» **Task directions**
Read through the data and report every line in which the word "center" occurs.

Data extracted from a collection
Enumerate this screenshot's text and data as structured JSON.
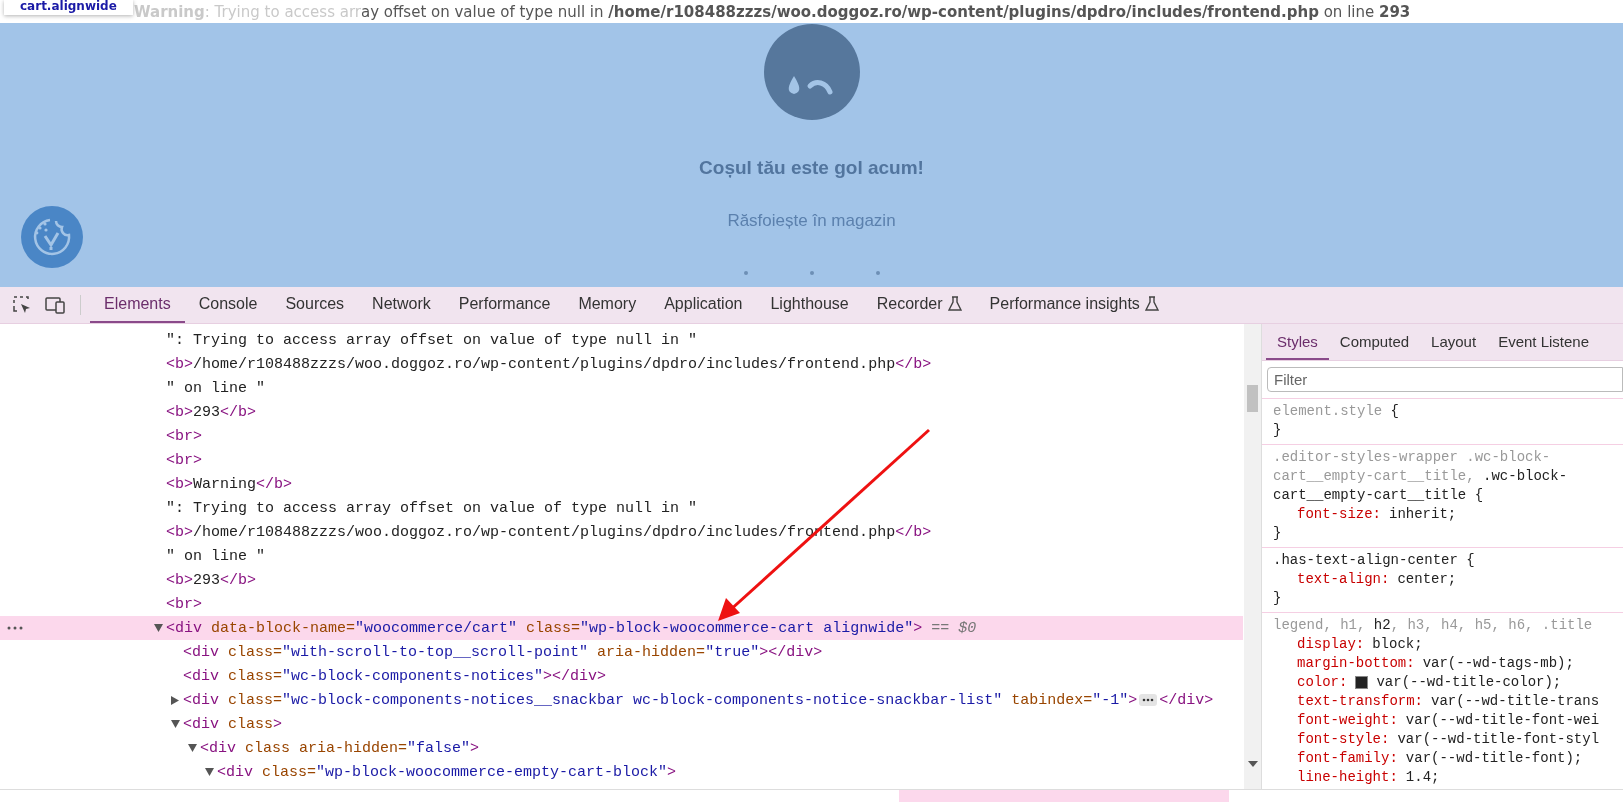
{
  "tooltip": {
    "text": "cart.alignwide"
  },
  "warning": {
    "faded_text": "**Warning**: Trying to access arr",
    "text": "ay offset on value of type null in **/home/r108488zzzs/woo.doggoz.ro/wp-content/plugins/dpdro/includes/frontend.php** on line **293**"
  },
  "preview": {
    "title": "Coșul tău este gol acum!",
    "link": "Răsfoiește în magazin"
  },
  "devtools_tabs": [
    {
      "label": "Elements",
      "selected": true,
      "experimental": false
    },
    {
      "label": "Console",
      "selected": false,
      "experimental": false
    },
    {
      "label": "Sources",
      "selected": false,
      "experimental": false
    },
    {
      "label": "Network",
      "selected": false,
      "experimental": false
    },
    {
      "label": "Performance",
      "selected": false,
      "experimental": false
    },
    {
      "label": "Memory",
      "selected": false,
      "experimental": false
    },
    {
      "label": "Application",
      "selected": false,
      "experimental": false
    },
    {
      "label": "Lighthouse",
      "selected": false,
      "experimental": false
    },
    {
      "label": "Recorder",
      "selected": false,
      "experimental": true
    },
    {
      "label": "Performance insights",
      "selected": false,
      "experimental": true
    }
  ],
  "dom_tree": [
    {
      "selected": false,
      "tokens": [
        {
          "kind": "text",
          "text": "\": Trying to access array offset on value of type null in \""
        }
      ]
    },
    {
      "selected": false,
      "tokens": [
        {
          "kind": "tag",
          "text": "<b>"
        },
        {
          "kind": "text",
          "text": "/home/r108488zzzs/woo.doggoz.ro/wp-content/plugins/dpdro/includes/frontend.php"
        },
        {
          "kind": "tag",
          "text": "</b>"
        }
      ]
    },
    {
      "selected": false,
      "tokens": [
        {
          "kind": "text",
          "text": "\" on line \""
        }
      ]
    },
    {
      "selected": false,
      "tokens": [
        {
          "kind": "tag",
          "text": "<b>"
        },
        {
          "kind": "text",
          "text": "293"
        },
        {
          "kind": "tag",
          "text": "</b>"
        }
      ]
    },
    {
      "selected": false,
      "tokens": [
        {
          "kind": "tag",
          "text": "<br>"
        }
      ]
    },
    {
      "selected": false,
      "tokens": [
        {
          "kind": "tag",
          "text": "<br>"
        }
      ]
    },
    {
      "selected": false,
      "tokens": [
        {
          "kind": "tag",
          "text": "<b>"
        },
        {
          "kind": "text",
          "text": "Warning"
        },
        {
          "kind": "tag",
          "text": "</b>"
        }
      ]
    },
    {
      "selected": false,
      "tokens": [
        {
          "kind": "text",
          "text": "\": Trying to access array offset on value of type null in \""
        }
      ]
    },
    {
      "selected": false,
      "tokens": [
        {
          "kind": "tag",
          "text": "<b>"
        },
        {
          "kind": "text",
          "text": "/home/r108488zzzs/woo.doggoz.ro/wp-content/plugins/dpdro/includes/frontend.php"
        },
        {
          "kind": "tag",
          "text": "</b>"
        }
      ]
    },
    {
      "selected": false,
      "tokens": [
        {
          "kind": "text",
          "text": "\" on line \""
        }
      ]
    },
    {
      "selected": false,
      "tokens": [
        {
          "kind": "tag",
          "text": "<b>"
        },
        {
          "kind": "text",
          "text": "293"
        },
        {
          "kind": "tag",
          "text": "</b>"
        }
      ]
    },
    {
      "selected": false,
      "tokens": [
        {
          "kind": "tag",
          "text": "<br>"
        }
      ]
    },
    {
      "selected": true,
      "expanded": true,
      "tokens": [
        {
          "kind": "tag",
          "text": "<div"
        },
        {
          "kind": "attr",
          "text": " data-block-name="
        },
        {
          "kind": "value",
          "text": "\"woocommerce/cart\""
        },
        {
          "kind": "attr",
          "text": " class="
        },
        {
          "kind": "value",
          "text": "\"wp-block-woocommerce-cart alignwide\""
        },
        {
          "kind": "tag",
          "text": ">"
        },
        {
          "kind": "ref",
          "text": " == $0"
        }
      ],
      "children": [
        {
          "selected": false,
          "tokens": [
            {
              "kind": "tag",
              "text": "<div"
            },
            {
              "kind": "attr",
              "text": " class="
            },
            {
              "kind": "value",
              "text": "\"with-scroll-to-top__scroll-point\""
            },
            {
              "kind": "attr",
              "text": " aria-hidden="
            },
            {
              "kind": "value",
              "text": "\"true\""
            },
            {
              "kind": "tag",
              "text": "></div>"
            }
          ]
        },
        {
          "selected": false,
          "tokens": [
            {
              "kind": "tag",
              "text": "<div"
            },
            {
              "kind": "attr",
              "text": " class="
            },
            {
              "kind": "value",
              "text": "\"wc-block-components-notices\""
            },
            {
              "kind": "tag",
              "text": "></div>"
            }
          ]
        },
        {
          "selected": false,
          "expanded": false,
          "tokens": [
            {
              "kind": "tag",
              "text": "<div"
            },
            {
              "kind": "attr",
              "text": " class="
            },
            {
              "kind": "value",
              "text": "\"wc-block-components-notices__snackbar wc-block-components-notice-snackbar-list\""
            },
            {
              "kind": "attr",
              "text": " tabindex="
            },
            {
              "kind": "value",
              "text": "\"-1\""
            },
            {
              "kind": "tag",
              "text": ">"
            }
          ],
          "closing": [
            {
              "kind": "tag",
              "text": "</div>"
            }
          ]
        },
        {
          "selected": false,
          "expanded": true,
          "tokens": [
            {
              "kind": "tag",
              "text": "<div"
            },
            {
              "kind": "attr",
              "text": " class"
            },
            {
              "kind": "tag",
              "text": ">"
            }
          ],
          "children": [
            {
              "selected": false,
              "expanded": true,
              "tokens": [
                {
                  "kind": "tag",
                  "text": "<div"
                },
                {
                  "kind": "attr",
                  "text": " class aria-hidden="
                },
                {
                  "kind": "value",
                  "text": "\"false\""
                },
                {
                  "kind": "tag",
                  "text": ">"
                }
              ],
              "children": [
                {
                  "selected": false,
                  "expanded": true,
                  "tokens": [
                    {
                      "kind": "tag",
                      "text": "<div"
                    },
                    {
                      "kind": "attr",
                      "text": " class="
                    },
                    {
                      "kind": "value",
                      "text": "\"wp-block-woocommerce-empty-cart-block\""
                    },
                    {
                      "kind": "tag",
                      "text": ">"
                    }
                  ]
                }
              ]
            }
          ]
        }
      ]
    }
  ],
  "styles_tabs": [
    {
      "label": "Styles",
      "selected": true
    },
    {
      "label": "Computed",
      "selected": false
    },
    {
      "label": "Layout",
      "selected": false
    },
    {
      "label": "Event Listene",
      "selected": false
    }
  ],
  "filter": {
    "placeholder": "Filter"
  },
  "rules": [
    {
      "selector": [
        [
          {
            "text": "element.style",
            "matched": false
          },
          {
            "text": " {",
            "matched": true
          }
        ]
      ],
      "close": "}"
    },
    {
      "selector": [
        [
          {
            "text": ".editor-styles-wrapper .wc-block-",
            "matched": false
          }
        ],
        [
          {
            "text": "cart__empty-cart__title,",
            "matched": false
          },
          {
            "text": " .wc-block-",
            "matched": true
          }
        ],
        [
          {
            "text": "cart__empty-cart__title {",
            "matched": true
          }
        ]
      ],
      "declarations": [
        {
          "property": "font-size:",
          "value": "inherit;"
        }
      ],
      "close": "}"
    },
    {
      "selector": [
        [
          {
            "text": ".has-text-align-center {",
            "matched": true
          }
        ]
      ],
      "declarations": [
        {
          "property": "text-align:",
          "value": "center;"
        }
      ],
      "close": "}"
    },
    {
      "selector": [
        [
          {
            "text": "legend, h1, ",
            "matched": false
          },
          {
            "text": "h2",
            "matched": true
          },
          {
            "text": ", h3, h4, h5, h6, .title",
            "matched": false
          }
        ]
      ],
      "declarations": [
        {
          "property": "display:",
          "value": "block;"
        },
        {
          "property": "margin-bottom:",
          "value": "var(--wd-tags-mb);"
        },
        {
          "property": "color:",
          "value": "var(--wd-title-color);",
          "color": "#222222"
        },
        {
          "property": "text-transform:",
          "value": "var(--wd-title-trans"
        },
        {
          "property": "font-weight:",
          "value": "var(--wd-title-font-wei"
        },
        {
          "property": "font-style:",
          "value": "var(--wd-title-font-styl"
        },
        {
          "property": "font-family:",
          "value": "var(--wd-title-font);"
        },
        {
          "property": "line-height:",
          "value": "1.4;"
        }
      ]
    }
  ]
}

» **Response**
            "text": ".has-text-align-center {",
          "value": "center;"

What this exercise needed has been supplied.